Start of DATA IN THIS EXERCISE

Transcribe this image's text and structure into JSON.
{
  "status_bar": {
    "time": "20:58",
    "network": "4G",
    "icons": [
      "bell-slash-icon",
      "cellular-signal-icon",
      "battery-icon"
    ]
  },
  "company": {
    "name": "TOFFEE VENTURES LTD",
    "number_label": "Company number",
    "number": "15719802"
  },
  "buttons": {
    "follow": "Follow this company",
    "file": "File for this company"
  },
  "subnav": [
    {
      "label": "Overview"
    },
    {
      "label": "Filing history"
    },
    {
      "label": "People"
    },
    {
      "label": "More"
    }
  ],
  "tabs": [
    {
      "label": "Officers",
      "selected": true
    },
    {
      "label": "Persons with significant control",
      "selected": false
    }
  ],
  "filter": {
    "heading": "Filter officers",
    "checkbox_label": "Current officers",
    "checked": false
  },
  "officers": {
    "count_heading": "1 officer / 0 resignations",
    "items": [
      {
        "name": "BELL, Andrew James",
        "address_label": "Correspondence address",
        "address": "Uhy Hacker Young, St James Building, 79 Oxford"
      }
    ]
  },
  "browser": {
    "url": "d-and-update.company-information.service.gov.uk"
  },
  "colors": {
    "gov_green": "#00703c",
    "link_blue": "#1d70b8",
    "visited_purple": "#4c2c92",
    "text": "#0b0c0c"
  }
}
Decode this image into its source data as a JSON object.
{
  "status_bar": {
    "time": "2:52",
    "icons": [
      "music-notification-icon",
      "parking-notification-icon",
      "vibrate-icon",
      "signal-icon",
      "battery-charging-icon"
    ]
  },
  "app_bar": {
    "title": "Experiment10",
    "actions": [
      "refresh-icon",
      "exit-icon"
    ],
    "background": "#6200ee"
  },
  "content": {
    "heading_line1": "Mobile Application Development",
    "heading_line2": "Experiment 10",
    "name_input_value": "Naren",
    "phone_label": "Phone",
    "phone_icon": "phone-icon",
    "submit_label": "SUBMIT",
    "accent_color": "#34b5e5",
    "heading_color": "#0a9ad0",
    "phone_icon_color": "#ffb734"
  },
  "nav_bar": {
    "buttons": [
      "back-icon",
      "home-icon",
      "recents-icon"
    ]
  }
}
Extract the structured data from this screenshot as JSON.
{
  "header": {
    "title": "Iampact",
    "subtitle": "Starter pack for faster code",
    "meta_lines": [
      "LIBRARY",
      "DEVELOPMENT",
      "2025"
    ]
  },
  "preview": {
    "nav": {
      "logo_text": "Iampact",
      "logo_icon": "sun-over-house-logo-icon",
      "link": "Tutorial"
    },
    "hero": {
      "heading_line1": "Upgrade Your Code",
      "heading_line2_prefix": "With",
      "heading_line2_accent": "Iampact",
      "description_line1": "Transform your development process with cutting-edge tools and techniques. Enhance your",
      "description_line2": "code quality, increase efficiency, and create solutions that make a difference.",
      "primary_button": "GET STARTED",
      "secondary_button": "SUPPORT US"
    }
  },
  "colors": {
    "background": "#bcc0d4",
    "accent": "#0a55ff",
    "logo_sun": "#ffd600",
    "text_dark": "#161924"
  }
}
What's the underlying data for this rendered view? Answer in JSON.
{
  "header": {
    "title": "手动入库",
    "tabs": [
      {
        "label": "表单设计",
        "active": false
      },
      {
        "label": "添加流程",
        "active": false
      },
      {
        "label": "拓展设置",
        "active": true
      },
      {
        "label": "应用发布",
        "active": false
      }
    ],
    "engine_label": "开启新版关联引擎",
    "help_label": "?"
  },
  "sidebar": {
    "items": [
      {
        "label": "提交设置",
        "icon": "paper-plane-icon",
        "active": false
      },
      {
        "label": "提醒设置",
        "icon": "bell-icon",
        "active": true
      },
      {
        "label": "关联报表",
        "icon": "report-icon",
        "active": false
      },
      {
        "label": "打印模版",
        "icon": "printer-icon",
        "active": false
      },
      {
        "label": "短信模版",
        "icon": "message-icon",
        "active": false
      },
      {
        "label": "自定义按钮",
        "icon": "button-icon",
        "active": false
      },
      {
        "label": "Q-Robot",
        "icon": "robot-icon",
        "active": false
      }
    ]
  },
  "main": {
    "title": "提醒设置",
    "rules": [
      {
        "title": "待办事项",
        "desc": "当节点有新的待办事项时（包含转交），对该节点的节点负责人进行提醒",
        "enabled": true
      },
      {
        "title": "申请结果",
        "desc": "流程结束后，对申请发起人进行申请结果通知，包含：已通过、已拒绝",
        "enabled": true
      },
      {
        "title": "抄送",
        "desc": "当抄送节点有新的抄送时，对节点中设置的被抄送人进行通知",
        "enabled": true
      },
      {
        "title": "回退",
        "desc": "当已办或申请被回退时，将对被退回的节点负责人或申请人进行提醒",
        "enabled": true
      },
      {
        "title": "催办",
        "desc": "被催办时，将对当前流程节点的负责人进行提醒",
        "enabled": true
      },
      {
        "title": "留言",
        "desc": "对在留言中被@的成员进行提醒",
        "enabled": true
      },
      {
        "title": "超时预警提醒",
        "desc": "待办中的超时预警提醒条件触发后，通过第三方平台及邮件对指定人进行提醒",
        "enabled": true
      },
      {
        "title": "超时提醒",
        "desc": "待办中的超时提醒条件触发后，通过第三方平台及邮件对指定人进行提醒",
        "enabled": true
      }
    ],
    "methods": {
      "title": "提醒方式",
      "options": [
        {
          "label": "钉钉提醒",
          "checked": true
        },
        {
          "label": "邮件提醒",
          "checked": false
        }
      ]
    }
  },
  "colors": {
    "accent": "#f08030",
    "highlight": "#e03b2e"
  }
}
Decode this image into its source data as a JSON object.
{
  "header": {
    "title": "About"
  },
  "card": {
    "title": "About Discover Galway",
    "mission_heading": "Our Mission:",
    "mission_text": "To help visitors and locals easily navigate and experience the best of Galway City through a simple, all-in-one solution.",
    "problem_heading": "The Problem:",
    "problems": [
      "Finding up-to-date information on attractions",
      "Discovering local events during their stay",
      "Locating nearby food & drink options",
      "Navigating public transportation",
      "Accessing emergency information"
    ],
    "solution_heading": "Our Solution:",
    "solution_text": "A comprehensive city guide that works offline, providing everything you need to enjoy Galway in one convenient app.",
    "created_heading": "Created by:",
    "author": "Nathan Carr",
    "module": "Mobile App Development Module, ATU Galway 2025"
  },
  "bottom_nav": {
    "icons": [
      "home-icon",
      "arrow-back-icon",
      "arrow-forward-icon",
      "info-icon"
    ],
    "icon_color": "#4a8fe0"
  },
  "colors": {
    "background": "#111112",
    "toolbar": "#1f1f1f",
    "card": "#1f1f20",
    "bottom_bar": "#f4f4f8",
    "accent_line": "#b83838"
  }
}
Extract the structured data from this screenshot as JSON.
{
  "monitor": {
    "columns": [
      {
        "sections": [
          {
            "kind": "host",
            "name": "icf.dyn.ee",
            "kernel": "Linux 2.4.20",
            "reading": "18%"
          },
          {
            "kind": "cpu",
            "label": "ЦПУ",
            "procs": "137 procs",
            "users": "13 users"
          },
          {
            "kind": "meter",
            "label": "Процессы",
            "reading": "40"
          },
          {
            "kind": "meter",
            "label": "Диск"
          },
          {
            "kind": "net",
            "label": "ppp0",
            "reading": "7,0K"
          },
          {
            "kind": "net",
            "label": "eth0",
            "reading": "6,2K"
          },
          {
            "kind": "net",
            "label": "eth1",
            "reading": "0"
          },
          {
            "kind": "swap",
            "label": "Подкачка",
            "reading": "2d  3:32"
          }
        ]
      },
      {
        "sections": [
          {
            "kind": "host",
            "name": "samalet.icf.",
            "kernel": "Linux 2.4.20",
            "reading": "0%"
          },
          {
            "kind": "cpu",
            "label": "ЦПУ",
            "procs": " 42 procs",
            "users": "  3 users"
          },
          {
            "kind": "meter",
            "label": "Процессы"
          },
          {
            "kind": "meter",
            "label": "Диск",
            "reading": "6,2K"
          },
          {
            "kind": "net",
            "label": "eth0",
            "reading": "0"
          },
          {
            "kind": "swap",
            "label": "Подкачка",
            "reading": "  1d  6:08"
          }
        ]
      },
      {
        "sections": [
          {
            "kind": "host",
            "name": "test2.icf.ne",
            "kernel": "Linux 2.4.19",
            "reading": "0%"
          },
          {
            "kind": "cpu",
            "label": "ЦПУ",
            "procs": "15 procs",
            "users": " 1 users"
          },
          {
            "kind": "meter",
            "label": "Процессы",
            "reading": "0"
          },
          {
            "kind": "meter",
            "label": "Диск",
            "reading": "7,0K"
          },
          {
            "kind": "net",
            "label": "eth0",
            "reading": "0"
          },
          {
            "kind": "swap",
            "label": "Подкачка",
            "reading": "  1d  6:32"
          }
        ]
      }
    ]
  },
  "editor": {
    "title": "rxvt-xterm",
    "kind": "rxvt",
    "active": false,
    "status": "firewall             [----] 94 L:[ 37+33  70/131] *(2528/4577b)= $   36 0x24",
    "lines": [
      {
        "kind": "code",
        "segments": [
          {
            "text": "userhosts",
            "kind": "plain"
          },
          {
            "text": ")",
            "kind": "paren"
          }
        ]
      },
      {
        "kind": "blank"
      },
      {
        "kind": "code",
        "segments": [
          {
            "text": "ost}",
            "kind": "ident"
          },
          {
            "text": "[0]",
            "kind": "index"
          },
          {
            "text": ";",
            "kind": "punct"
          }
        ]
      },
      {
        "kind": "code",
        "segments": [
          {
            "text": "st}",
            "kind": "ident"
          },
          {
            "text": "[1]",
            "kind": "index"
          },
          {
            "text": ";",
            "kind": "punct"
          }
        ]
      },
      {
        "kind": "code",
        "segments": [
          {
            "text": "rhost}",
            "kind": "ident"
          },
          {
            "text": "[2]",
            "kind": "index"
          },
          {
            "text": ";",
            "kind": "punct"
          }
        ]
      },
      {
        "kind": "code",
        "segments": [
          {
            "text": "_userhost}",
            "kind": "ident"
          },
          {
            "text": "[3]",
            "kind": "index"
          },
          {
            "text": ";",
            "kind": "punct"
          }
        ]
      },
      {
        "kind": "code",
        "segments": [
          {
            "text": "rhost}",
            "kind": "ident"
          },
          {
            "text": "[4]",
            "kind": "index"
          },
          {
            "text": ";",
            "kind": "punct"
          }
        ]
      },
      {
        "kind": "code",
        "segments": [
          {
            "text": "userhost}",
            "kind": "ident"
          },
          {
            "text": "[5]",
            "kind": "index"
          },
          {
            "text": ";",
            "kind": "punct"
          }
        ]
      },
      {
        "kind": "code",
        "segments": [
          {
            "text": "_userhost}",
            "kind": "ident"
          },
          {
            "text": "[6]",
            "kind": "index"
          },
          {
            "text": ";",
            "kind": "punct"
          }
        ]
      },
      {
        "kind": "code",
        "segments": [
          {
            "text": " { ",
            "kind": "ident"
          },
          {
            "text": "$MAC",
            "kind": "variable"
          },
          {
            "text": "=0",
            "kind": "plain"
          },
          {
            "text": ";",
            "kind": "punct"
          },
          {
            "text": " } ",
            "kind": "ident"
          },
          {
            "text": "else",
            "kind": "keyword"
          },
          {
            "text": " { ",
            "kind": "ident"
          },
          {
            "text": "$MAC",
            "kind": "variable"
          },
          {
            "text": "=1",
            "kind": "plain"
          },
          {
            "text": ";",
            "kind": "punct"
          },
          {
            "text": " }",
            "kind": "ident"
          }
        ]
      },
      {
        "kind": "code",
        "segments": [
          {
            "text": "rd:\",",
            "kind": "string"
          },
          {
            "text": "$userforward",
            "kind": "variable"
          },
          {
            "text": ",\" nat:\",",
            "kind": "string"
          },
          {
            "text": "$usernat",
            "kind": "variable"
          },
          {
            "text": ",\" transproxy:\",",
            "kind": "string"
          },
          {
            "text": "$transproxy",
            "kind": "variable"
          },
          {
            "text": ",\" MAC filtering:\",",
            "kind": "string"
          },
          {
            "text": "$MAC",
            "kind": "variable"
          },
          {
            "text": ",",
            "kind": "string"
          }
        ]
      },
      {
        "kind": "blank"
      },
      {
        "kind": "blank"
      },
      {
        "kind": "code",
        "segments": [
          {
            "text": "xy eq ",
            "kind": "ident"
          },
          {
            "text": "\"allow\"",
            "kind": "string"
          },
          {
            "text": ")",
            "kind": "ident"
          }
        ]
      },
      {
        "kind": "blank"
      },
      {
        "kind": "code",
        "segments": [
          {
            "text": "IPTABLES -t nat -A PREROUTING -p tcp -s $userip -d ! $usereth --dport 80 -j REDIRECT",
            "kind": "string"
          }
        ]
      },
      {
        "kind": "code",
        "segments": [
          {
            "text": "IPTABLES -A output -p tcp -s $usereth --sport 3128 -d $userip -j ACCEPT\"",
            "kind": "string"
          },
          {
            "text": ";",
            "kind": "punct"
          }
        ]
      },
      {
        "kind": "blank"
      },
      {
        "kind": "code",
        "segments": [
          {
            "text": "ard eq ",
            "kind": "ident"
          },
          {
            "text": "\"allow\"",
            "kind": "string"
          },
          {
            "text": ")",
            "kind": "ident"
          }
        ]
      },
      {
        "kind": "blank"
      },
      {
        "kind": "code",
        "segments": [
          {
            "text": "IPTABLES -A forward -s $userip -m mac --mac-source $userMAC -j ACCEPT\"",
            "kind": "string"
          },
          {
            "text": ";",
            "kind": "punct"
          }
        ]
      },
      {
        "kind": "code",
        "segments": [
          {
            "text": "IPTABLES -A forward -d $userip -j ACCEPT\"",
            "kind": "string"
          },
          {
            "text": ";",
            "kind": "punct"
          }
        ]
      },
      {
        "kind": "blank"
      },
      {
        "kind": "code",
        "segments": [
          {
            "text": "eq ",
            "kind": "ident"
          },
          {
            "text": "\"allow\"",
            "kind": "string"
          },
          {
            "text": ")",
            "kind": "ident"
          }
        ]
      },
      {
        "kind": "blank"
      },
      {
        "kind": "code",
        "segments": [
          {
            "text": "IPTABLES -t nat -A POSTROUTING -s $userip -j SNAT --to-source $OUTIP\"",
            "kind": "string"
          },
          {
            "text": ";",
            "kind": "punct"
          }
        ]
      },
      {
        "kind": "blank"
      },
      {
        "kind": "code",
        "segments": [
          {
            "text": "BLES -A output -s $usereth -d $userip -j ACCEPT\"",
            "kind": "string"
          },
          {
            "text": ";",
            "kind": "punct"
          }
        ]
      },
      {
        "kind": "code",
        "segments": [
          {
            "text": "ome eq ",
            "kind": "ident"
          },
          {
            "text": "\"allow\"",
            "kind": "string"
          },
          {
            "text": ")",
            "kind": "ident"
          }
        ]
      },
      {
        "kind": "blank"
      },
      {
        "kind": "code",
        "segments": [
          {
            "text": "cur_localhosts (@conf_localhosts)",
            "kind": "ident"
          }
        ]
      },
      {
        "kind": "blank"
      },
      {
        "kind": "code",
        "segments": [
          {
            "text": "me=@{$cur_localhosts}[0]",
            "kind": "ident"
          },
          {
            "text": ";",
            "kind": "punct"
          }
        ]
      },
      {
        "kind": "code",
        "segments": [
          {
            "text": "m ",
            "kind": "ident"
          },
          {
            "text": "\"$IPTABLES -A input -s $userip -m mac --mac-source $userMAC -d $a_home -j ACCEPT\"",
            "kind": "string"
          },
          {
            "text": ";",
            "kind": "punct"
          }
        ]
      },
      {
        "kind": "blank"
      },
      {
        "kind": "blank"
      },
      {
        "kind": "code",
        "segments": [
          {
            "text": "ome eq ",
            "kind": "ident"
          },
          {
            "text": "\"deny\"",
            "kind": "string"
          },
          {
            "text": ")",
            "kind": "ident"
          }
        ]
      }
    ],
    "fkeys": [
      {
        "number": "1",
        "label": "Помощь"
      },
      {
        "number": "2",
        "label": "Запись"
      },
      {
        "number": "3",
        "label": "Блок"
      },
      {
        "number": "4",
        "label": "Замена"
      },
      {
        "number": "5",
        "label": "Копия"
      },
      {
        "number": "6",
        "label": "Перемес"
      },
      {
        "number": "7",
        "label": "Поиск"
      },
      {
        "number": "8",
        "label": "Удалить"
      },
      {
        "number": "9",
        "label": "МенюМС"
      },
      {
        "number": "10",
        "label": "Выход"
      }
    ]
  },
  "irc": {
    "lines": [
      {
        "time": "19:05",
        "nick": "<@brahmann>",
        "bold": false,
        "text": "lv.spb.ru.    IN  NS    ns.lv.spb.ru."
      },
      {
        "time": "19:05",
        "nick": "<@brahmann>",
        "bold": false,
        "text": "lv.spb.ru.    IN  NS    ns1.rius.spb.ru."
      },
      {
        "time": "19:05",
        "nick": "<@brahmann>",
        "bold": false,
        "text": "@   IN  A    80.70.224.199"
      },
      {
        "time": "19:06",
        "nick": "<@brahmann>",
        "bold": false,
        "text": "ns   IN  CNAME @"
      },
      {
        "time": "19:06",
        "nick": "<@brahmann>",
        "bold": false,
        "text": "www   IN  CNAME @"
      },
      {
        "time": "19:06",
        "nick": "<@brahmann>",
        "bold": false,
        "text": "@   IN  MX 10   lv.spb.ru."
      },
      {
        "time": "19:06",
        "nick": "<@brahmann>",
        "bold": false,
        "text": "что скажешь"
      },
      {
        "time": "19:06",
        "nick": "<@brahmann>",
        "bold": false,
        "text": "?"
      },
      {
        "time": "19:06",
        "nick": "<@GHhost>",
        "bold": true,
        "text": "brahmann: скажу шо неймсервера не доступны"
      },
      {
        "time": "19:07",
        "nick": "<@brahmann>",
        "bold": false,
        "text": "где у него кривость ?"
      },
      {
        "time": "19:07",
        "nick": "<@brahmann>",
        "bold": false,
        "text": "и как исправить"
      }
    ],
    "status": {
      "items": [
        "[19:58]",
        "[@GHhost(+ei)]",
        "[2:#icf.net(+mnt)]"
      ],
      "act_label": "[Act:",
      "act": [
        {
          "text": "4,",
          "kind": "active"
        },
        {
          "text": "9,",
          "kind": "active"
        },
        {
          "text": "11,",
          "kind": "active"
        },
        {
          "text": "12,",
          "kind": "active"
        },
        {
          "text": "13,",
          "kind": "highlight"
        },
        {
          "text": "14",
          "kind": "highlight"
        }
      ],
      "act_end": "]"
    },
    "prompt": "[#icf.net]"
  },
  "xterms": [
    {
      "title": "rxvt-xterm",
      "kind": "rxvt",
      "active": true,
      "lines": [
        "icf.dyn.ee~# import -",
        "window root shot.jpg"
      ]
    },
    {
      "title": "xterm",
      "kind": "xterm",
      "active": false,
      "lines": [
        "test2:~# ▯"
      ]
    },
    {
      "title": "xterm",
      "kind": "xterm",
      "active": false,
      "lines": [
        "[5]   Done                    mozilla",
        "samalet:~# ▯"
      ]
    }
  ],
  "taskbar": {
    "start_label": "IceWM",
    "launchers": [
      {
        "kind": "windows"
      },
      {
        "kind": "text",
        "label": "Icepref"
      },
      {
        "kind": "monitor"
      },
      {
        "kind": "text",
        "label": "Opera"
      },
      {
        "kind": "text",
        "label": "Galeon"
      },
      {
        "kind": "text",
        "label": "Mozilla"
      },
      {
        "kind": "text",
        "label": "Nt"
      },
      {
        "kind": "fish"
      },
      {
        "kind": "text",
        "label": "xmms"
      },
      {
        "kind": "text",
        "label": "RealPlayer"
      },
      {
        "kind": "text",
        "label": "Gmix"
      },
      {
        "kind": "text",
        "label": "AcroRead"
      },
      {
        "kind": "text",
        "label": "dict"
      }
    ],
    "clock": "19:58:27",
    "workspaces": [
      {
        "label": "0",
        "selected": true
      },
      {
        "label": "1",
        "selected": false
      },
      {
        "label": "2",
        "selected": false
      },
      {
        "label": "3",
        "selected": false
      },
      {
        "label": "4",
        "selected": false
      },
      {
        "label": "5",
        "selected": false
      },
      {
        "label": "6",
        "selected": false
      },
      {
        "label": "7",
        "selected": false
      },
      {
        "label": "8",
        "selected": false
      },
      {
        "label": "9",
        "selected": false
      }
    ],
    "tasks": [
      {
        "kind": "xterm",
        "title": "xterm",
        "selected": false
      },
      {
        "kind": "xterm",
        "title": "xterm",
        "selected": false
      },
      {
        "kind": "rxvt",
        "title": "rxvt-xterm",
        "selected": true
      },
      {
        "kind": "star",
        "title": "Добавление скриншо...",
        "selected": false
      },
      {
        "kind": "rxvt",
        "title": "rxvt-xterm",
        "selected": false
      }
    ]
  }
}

End of DATA IN THIS EXERCISE

§ **EXERCISE**: Extract each line from the listing that holds the word "Galway".

§ **RESULT OF THE TASK**:
    "title": "About Discover Galway",
    "mission_text": "To help visitors and locals easily navigate and experience the best of Galway City through a simple, all-in-one solution.",
    "solution_text": "A comprehensive city guide that works offline, providing everything you need to enjoy Galway in one convenient app.",
    "module": "Mobile App Development Module, ATU Galway 2025"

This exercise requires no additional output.